Records contained in a dataset
········

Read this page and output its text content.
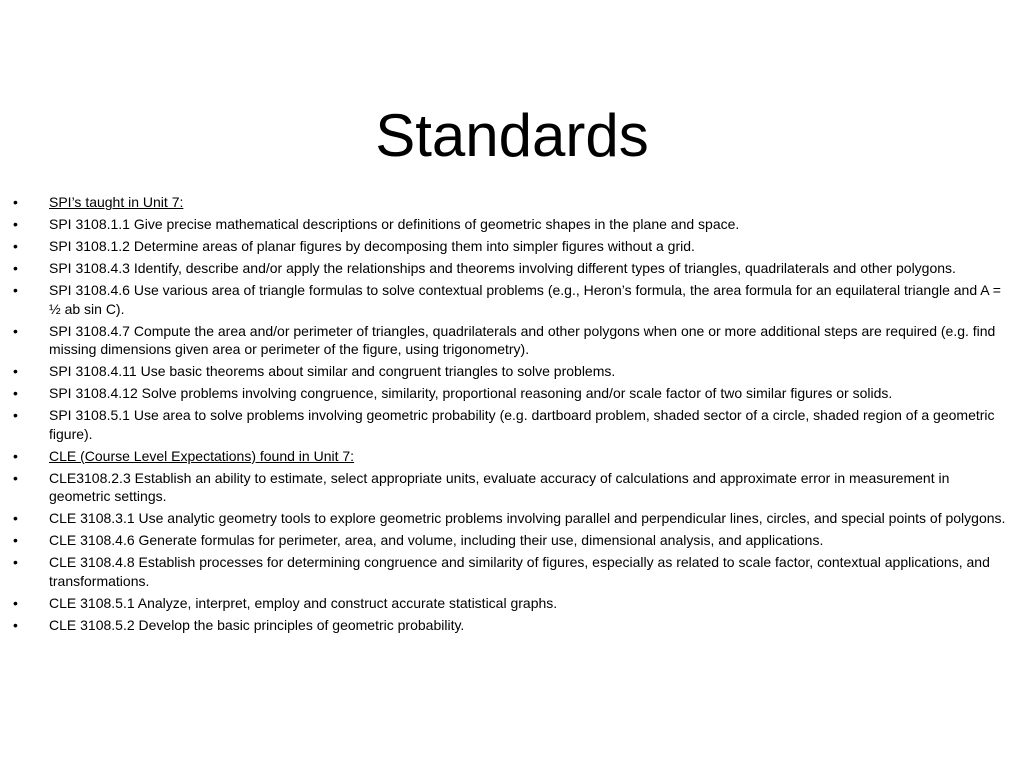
Standards
•	SPI’s taught in Unit 7:
•	SPI 3108.1.1 Give precise mathematical descriptions or definitions of geometric shapes in the plane and space.
•	SPI 3108.1.2 Determine areas of planar figures by decomposing them into simpler figures without a grid.
•	SPI 3108.4.3 Identify, describe and/or apply the relationships and theorems involving different types of triangles, quadrilaterals and other polygons.
•	SPI 3108.4.6 Use various area of triangle formulas to solve contextual problems (e.g., Heron’s formula, the area formula for an equilateral triangle and A = ½ ab sin C).
•	SPI 3108.4.7 Compute the area and/or perimeter of triangles, quadrilaterals and other polygons when one or more additional steps are required (e.g. find missing dimensions given area or perimeter of the figure, using trigonometry).
•	SPI 3108.4.11 Use basic theorems about similar and congruent triangles to solve problems.
•	SPI 3108.4.12 Solve problems involving congruence, similarity, proportional reasoning and/or scale factor of two similar figures or solids.
•	SPI 3108.5.1 Use area to solve problems involving geometric probability (e.g. dartboard problem, shaded sector of a circle, shaded region of a geometric figure).
•	CLE (Course Level Expectations) found in Unit 7:
•	CLE3108.2.3 Establish an ability to estimate, select appropriate units, evaluate accuracy of calculations and approximate error in measurement in geometric settings.
•	CLE 3108.3.1 Use analytic geometry tools to explore geometric problems involving parallel and perpendicular lines, circles, and special points of polygons.
•	CLE 3108.4.6 Generate formulas for perimeter, area, and volume, including their use, dimensional analysis, and applications.
•	CLE 3108.4.8 Establish processes for determining congruence and similarity of figures, especially as related to scale factor, contextual applications, and transformations.
•	CLE 3108.5.1 Analyze, interpret, employ and construct accurate statistical graphs.
•	CLE 3108.5.2 Develop the basic principles of geometric probability.
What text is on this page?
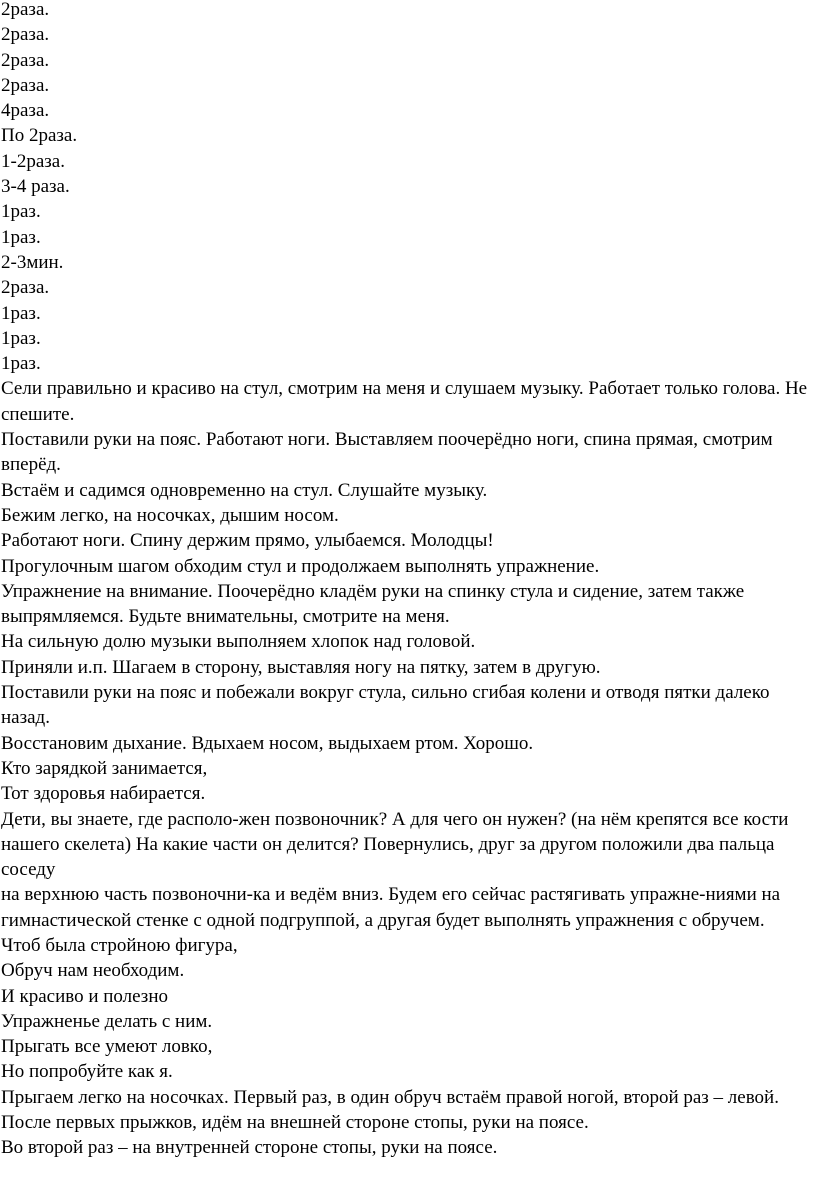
2раза.
2раза.
2раза.
2раза.
4раза.
По 2раза.
1-2раза.
3-4 раза.
1раз.
1раз.
2-3мин.
2раза.
1раз.
1раз.
1раз.
Сели правильно и красиво на стул, смотрим на меня и слушаем музыку. Работает только голова. Не спешите.
Поставили руки на пояс. Работают ноги. Выставляем поочерёдно ноги, спина прямая, смотрим вперёд.
Встаём и садимся одновременно на стул. Слушайте музыку.
Бежим легко, на носочках, дышим носом.
Работают ноги. Спину держим прямо, улыбаемся. Молодцы!
Прогулочным шагом обходим стул и продолжаем выполнять упражнение.
Упражнение на внимание. Поочерёдно кладём руки на спинку стула и сидение, затем также выпрямляемся. Будьте внимательны, смотрите на меня.
На сильную долю музыки выполняем хлопок над головой.
Приняли и.п. Шагаем в сторону, выставляя ногу на пятку, затем в другую.
Поставили руки на пояс и побежали вокруг стула, сильно сгибая колени и отводя пятки далеко назад.
Восстановим дыхание. Вдыхаем носом, выдыхаем ртом. Хорошо.
Кто зарядкой занимается,
Тот здоровья набирается.
Дети, вы знаете, где располо-жен позвоночник? А для чего он нужен? (на нём крепятся все кости нашего скелета) На какие части он делится? Повернулись, друг за другом положили два пальца соседу
на верхнюю часть позвоночни-ка и ведём вниз. Будем его сейчас растягивать упражне-ниями на гимнастической стенке с одной подгруппой, а другая будет выполнять упражнения с обручем.
Чтоб была стройною фигура,
Обруч нам необходим.
И красиво и полезно
Упражненье делать с ним.
Прыгать все умеют ловко,
Но попробуйте как я.
Прыгаем легко на носочках. Первый раз, в один обруч встаём правой ногой, второй раз – левой. После первых прыжков, идём на внешней стороне стопы, руки на поясе.
Во второй раз – на внутренней стороне стопы, руки на поясе.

········

> Your task
Reproduce the records verbatim, omitting all images they contain.

> Solution to this task
Read this page and output its text content.
Standards
•	SPI’s taught in Unit 7:
•	SPI 3108.1.1 Give precise mathematical descriptions or definitions of geometric shapes in the plane and space.
•	SPI 3108.1.2 Determine areas of planar figures by decomposing them into simpler figures without a grid.
•	SPI 3108.4.3 Identify, describe and/or apply the relationships and theorems involving different types of triangles, quadrilaterals and other polygons.
•	SPI 3108.4.6 Use various area of triangle formulas to solve contextual problems (e.g., Heron’s formula, the area formula for an equilateral triangle and A = ½ ab sin C).
•	SPI 3108.4.7 Compute the area and/or perimeter of triangles, quadrilaterals and other polygons when one or more additional steps are required (e.g. find missing dimensions given area or perimeter of the figure, using trigonometry).
•	SPI 3108.4.11 Use basic theorems about similar and congruent triangles to solve problems.
•	SPI 3108.4.12 Solve problems involving congruence, similarity, proportional reasoning and/or scale factor of two similar figures or solids.
•	SPI 3108.5.1 Use area to solve problems involving geometric probability (e.g. dartboard problem, shaded sector of a circle, shaded region of a geometric figure).
•	CLE (Course Level Expectations) found in Unit 7:
•	CLE3108.2.3 Establish an ability to estimate, select appropriate units, evaluate accuracy of calculations and approximate error in measurement in geometric settings.
•	CLE 3108.3.1 Use analytic geometry tools to explore geometric problems involving parallel and perpendicular lines, circles, and special points of polygons.
•	CLE 3108.4.6 Generate formulas for perimeter, area, and volume, including their use, dimensional analysis, and applications.
•	CLE 3108.4.8 Establish processes for determining congruence and similarity of figures, especially as related to scale factor, contextual applications, and transformations.
•	CLE 3108.5.1 Analyze, interpret, employ and construct accurate statistical graphs.
•	CLE 3108.5.2 Develop the basic principles of geometric probability.
What text is on this page?
2раза.
2раза.
2раза.
2раза.
4раза.
По 2раза.
1-2раза.
3-4 раза.
1раз.
1раз.
2-3мин.
2раза.
1раз.
1раз.
1раз.
Сели правильно и красиво на стул, смотрим на меня и слушаем музыку. Работает только голова. Не спешите.
Поставили руки на пояс. Работают ноги. Выставляем поочерёдно ноги, спина прямая, смотрим вперёд.
Встаём и садимся одновременно на стул. Слушайте музыку.
Бежим легко, на носочках, дышим носом.
Работают ноги. Спину держим прямо, улыбаемся. Молодцы!
Прогулочным шагом обходим стул и продолжаем выполнять упражнение.
Упражнение на внимание. Поочерёдно кладём руки на спинку стула и сидение, затем также выпрямляемся. Будьте внимательны, смотрите на меня.
На сильную долю музыки выполняем хлопок над головой.
Приняли и.п. Шагаем в сторону, выставляя ногу на пятку, затем в другую.
Поставили руки на пояс и побежали вокруг стула, сильно сгибая колени и отводя пятки далеко назад.
Восстановим дыхание. Вдыхаем носом, выдыхаем ртом. Хорошо.
Кто зарядкой занимается,
Тот здоровья набирается.
Дети, вы знаете, где располо-жен позвоночник? А для чего он нужен? (на нём крепятся все кости нашего скелета) На какие части он делится? Повернулись, друг за другом положили два пальца соседу
на верхнюю часть позвоночни-ка и ведём вниз. Будем его сейчас растягивать упражне-ниями на гимнастической стенке с одной подгруппой, а другая будет выполнять упражнения с обручем.
Чтоб была стройною фигура,
Обруч нам необходим.
И красиво и полезно
Упражненье делать с ним.
Прыгать все умеют ловко,
Но попробуйте как я.
Прыгаем легко на носочках. Первый раз, в один обруч встаём правой ногой, второй раз – левой. После первых прыжков, идём на внешней стороне стопы, руки на поясе.
Во второй раз – на внутренней стороне стопы, руки на поясе.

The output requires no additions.